• [Written problem]
Write out each line exactly as given. Leave the pictures out of your copy.

• [Recorded data]
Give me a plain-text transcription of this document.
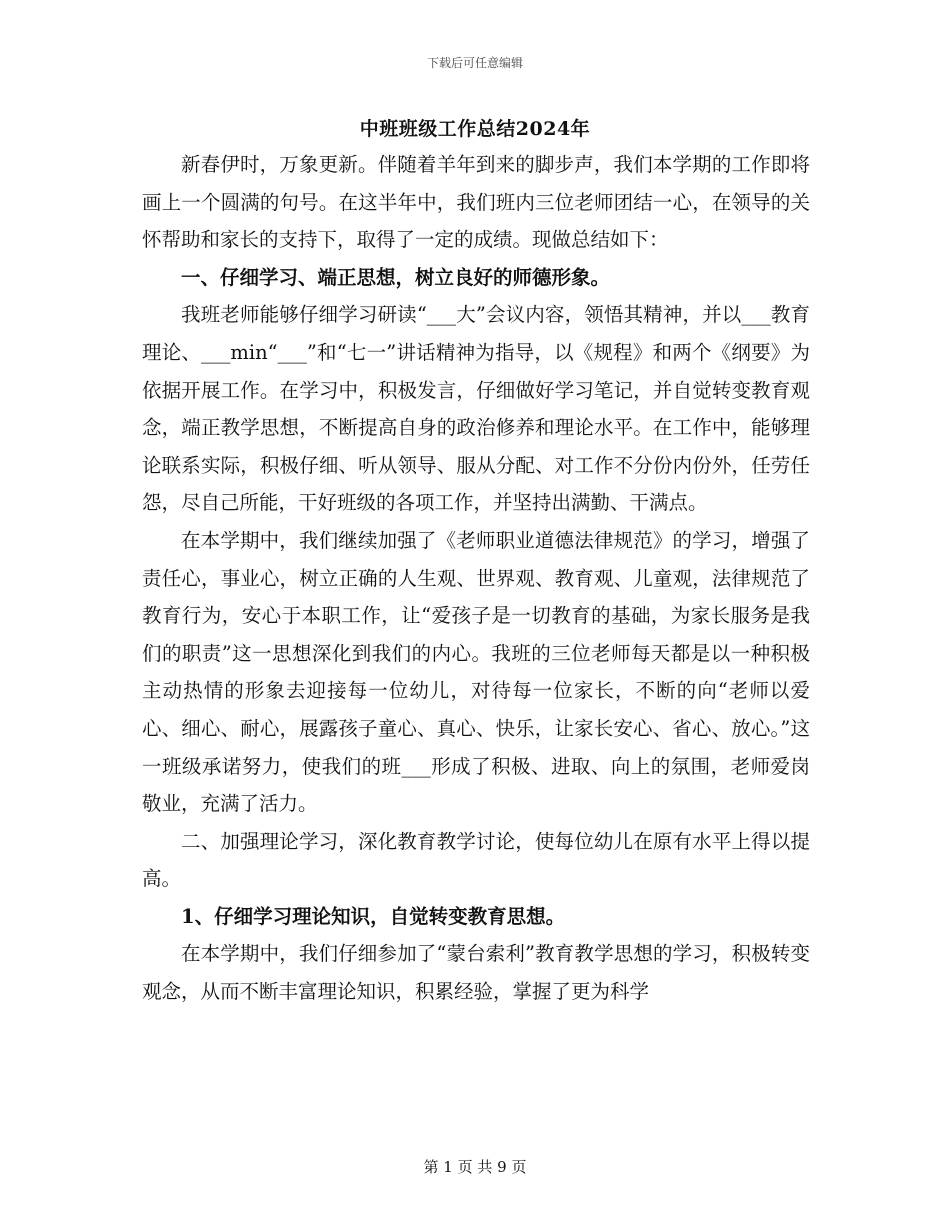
下载后可任意编辑
中班班级工作总结2024年

新春伊时，万象更新。伴随着羊年到来的脚步声，我们本学期的工作即将画上一个圆满的句号。在这半年中，我们班内三位老师团结一心，在领导的关怀帮助和家长的支持下，取得了一定的成绩。现做总结如下：

一、仔细学习、端正思想，树立良好的师德形象。

我班老师能够仔细学习研读“___大”会议内容，领悟其精神，并以___教育理论、___min“___”和“七一”讲话精神为指导，以《规程》和两个《纲要》为依据开展工作。在学习中，积极发言，仔细做好学习笔记，并自觉转变教育观念，端正教学思想，不断提高自身的政治修养和理论水平。在工作中，能够理论联系实际，积极仔细、听从领导、服从分配、对工作不分份内份外，任劳任怨，尽自己所能，干好班级的各项工作，并坚持出满勤、干满点。

在本学期中，我们继续加强了《老师职业道德法律规范》的学习，增强了责任心，事业心，树立正确的人生观、世界观、教育观、儿童观，法律规范了教育行为，安心于本职工作，让“爱孩子是一切教育的基础，为家长服务是我们的职责”这一思想深化到我们的内心。我班的三位老师每天都是以一种积极主动热情的形象去迎接每一位幼儿，对待每一位家长，不断的向“老师以爱心、细心、耐心，展露孩子童心、真心、快乐，让家长安心、省心、放心。”这一班级承诺努力，使我们的班___形成了积极、进取、向上的氛围，老师爱岗敬业，充满了活力。

二、加强理论学习，深化教育教学讨论，使每位幼儿在原有水平上得以提高。

1、仔细学习理论知识，自觉转变教育思想。

在本学期中，我们仔细参加了“蒙台索利”教育教学思想的学习，积极转变观念，从而不断丰富理论知识，积累经验，掌握了更为科学

第 1 页 共 9 页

• [The response]
Give me a plain-text transcription of this document.
下载后可任意编辑
中班班级工作总结2024年

新春伊时，万象更新。伴随着羊年到来的脚步声，我们本学期的工作即将画上一个圆满的句号。在这半年中，我们班内三位老师团结一心，在领导的关怀帮助和家长的支持下，取得了一定的成绩。现做总结如下：

一、仔细学习、端正思想，树立良好的师德形象。

我班老师能够仔细学习研读“___大”会议内容，领悟其精神，并以___教育理论、___min“___”和“七一”讲话精神为指导，以《规程》和两个《纲要》为依据开展工作。在学习中，积极发言，仔细做好学习笔记，并自觉转变教育观念，端正教学思想，不断提高自身的政治修养和理论水平。在工作中，能够理论联系实际，积极仔细、听从领导、服从分配、对工作不分份内份外，任劳任怨，尽自己所能，干好班级的各项工作，并坚持出满勤、干满点。

在本学期中，我们继续加强了《老师职业道德法律规范》的学习，增强了责任心，事业心，树立正确的人生观、世界观、教育观、儿童观，法律规范了教育行为，安心于本职工作，让“爱孩子是一切教育的基础，为家长服务是我们的职责”这一思想深化到我们的内心。我班的三位老师每天都是以一种积极主动热情的形象去迎接每一位幼儿，对待每一位家长，不断的向“老师以爱心、细心、耐心，展露孩子童心、真心、快乐，让家长安心、省心、放心。”这一班级承诺努力，使我们的班___形成了积极、进取、向上的氛围，老师爱岗敬业，充满了活力。

二、加强理论学习，深化教育教学讨论，使每位幼儿在原有水平上得以提高。

1、仔细学习理论知识，自觉转变教育思想。

在本学期中，我们仔细参加了“蒙台索利”教育教学思想的学习，积极转变观念，从而不断丰富理论知识，积累经验，掌握了更为科学

第 1 页 共 9 页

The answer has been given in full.